## start INPUT MATERIAL

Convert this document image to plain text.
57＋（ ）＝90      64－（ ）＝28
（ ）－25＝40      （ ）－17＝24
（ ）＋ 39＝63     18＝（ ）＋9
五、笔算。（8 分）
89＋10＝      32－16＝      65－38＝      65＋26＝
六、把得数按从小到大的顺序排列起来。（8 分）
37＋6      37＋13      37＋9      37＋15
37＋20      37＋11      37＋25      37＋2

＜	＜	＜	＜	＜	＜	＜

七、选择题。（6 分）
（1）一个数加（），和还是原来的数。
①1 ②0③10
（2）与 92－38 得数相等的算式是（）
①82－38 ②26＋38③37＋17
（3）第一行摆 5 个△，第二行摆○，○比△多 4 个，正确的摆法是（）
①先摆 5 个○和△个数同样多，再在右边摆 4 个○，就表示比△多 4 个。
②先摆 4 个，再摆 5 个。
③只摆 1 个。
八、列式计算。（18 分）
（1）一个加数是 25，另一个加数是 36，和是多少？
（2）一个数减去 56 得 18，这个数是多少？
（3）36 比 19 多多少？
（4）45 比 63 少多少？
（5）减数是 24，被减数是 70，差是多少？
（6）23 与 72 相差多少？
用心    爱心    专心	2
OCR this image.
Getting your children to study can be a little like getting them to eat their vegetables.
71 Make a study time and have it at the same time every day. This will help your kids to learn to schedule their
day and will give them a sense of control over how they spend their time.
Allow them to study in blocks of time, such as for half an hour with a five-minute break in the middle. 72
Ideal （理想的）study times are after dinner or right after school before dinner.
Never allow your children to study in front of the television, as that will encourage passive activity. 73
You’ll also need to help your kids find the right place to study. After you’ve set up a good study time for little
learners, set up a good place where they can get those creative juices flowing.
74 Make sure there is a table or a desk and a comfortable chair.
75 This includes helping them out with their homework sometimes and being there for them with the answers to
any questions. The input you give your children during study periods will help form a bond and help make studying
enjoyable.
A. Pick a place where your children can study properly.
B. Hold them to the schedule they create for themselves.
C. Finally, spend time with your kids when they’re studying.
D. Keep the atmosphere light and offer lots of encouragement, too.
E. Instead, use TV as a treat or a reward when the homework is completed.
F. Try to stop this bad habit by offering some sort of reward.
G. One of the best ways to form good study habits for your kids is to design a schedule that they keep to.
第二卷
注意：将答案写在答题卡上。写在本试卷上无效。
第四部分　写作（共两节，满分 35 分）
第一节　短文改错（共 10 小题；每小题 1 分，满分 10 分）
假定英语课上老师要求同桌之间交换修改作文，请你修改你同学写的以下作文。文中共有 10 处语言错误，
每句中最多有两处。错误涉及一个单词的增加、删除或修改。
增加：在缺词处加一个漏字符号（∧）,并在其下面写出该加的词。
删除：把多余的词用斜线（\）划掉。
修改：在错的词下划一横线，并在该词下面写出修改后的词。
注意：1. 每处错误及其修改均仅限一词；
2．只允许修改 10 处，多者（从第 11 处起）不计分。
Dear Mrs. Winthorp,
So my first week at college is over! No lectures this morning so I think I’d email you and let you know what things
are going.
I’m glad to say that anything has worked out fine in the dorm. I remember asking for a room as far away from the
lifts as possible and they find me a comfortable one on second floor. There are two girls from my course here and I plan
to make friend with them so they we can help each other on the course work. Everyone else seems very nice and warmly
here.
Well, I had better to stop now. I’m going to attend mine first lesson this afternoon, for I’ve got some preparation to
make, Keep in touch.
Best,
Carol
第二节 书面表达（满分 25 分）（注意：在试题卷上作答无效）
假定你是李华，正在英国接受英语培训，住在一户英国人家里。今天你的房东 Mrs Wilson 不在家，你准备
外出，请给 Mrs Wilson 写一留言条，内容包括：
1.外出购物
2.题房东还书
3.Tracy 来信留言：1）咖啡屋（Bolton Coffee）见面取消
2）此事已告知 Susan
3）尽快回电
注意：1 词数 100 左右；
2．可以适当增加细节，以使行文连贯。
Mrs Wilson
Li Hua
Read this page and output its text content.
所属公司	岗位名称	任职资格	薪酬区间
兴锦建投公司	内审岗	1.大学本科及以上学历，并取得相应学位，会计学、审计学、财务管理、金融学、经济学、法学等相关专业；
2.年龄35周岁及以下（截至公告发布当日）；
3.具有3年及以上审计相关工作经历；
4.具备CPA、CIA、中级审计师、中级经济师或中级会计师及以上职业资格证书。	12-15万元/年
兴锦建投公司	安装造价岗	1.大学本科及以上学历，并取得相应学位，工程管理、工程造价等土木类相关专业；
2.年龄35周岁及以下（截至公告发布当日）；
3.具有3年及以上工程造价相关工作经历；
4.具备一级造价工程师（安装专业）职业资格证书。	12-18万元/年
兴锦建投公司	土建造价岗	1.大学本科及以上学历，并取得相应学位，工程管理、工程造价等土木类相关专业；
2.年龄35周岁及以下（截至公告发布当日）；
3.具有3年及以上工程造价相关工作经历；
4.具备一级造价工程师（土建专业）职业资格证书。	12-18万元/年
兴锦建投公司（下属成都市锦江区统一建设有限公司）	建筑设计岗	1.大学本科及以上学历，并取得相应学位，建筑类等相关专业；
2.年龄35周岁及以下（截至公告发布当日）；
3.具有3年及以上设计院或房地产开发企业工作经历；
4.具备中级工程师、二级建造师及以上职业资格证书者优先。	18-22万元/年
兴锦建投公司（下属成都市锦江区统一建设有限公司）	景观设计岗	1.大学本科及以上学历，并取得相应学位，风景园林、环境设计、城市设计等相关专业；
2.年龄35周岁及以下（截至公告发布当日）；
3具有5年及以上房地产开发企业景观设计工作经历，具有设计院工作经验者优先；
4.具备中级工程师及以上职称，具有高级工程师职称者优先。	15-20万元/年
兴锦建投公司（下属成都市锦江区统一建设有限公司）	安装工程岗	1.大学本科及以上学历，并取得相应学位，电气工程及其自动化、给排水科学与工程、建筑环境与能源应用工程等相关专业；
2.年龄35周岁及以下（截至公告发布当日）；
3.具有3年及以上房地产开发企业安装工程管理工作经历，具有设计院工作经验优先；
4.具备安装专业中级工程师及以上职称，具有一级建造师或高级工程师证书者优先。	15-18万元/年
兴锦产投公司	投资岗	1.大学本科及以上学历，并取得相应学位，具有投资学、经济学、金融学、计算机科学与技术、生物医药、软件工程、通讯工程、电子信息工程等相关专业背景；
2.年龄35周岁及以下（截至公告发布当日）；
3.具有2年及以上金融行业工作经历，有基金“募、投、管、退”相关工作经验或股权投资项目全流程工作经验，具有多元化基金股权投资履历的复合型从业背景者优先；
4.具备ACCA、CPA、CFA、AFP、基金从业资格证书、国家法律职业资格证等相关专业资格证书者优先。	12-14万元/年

## end INPUT MATERIAL

EXERCISE TASK: Find all the lines containing "image" in the material, then copy them.

FULL RESPONSE:
Convert this document image to plain text.
OCR this image.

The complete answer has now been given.